- [TASK GOAL]: Locate each line containing the string "color" and copy it out.

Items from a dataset
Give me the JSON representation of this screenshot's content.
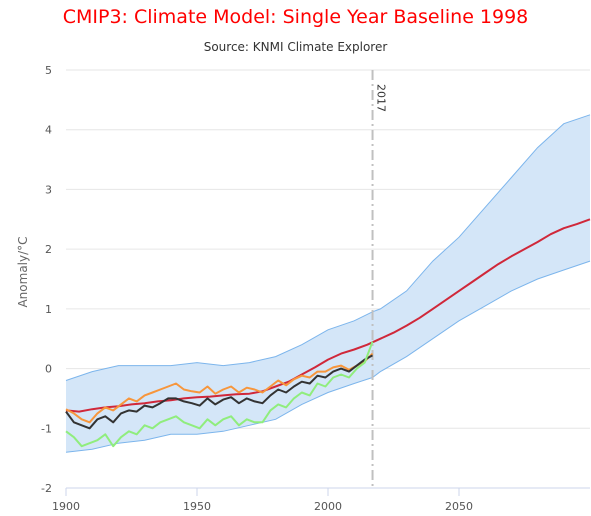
{
  "chart_data": {
    "type": "line",
    "title": "CMIP3: Climate Model: Single Year Baseline 1998",
    "subtitle": "Source: KNMI Climate Explorer",
    "xlabel": "",
    "ylabel": "Anomaly/°C",
    "xlim": [
      1900,
      2100
    ],
    "ylim": [
      -2,
      5
    ],
    "x_ticks": [
      1900,
      1950,
      2000,
      2050
    ],
    "y_ticks": [
      -2,
      -1,
      0,
      1,
      2,
      3,
      4,
      5
    ],
    "grid": true,
    "legend": "none",
    "vertical_marker": {
      "x": 2017,
      "label": "2017"
    },
    "series": [
      {
        "kind": "band",
        "color": "#7cb5ec",
        "fill": "#d4e6f8",
        "x": [
          1900,
          1910,
          1920,
          1930,
          1940,
          1950,
          1960,
          1970,
          1980,
          1990,
          2000,
          2010,
          2017,
          2020,
          2030,
          2040,
          2050,
          2060,
          2070,
          2080,
          2090,
          2100
        ],
        "upper": [
          -0.2,
          -0.05,
          0.05,
          0.05,
          0.05,
          0.1,
          0.05,
          0.1,
          0.2,
          0.4,
          0.65,
          0.8,
          0.95,
          1.0,
          1.3,
          1.8,
          2.2,
          2.7,
          3.2,
          3.7,
          4.1,
          4.25
        ],
        "lower": [
          -1.4,
          -1.35,
          -1.25,
          -1.2,
          -1.1,
          -1.1,
          -1.05,
          -0.95,
          -0.85,
          -0.6,
          -0.4,
          -0.25,
          -0.15,
          -0.05,
          0.2,
          0.5,
          0.8,
          1.05,
          1.3,
          1.5,
          1.65,
          1.8
        ]
      },
      {
        "color": "#d0283a",
        "x": [
          1900,
          1905,
          1910,
          1915,
          1920,
          1925,
          1930,
          1935,
          1940,
          1945,
          1950,
          1955,
          1960,
          1965,
          1970,
          1975,
          1980,
          1985,
          1990,
          1995,
          2000,
          2005,
          2010,
          2015,
          2017,
          2020,
          2025,
          2030,
          2035,
          2040,
          2045,
          2050,
          2055,
          2060,
          2065,
          2070,
          2075,
          2080,
          2085,
          2090,
          2095,
          2100
        ],
        "values": [
          -0.7,
          -0.72,
          -0.68,
          -0.65,
          -0.63,
          -0.6,
          -0.58,
          -0.55,
          -0.53,
          -0.5,
          -0.48,
          -0.47,
          -0.45,
          -0.43,
          -0.42,
          -0.38,
          -0.3,
          -0.22,
          -0.1,
          0.02,
          0.15,
          0.25,
          0.32,
          0.4,
          0.44,
          0.5,
          0.6,
          0.72,
          0.85,
          1.0,
          1.15,
          1.3,
          1.45,
          1.6,
          1.75,
          1.88,
          2.0,
          2.12,
          2.25,
          2.35,
          2.42,
          2.5
        ]
      },
      {
        "color": "#f7963c",
        "x": [
          1900,
          1903,
          1906,
          1909,
          1912,
          1915,
          1918,
          1921,
          1924,
          1927,
          1930,
          1933,
          1936,
          1939,
          1942,
          1945,
          1948,
          1951,
          1954,
          1957,
          1960,
          1963,
          1966,
          1969,
          1972,
          1975,
          1978,
          1981,
          1984,
          1987,
          1990,
          1993,
          1996,
          1999,
          2002,
          2005,
          2008,
          2011,
          2014,
          2017
        ],
        "values": [
          -0.68,
          -0.75,
          -0.85,
          -0.9,
          -0.75,
          -0.65,
          -0.7,
          -0.6,
          -0.5,
          -0.55,
          -0.45,
          -0.4,
          -0.35,
          -0.3,
          -0.25,
          -0.35,
          -0.38,
          -0.4,
          -0.3,
          -0.42,
          -0.35,
          -0.3,
          -0.4,
          -0.32,
          -0.35,
          -0.4,
          -0.3,
          -0.2,
          -0.28,
          -0.18,
          -0.12,
          -0.15,
          -0.05,
          -0.05,
          0.02,
          0.05,
          -0.02,
          0.05,
          0.12,
          0.25
        ]
      },
      {
        "color": "#333333",
        "x": [
          1900,
          1903,
          1906,
          1909,
          1912,
          1915,
          1918,
          1921,
          1924,
          1927,
          1930,
          1933,
          1936,
          1939,
          1942,
          1945,
          1948,
          1951,
          1954,
          1957,
          1960,
          1963,
          1966,
          1969,
          1972,
          1975,
          1978,
          1981,
          1984,
          1987,
          1990,
          1993,
          1996,
          1999,
          2002,
          2005,
          2008,
          2011,
          2014,
          2017
        ],
        "values": [
          -0.72,
          -0.9,
          -0.95,
          -1.0,
          -0.85,
          -0.8,
          -0.9,
          -0.75,
          -0.7,
          -0.72,
          -0.62,
          -0.65,
          -0.58,
          -0.5,
          -0.5,
          -0.55,
          -0.58,
          -0.62,
          -0.5,
          -0.6,
          -0.52,
          -0.48,
          -0.58,
          -0.5,
          -0.55,
          -0.58,
          -0.45,
          -0.35,
          -0.4,
          -0.3,
          -0.22,
          -0.25,
          -0.12,
          -0.15,
          -0.05,
          0.0,
          -0.05,
          0.05,
          0.15,
          0.22
        ]
      },
      {
        "color": "#90ed7d",
        "x": [
          1900,
          1903,
          1906,
          1909,
          1912,
          1915,
          1918,
          1921,
          1924,
          1927,
          1930,
          1933,
          1936,
          1939,
          1942,
          1945,
          1948,
          1951,
          1954,
          1957,
          1960,
          1963,
          1966,
          1969,
          1972,
          1975,
          1978,
          1981,
          1984,
          1987,
          1990,
          1993,
          1996,
          1999,
          2002,
          2005,
          2008,
          2011,
          2014,
          2017
        ],
        "values": [
          -1.05,
          -1.15,
          -1.3,
          -1.25,
          -1.2,
          -1.1,
          -1.3,
          -1.15,
          -1.05,
          -1.1,
          -0.95,
          -1.0,
          -0.9,
          -0.85,
          -0.8,
          -0.9,
          -0.95,
          -1.0,
          -0.85,
          -0.95,
          -0.85,
          -0.8,
          -0.95,
          -0.85,
          -0.9,
          -0.9,
          -0.7,
          -0.6,
          -0.65,
          -0.5,
          -0.4,
          -0.45,
          -0.25,
          -0.3,
          -0.15,
          -0.1,
          -0.15,
          0.0,
          0.1,
          0.45
        ]
      }
    ]
  }
}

- [RESPONSE TO THE EXERCISE]:
        "color": "#7cb5ec",
        "color": "#d0283a",
        "color": "#f7963c",
        "color": "#333333",
        "color": "#90ed7d",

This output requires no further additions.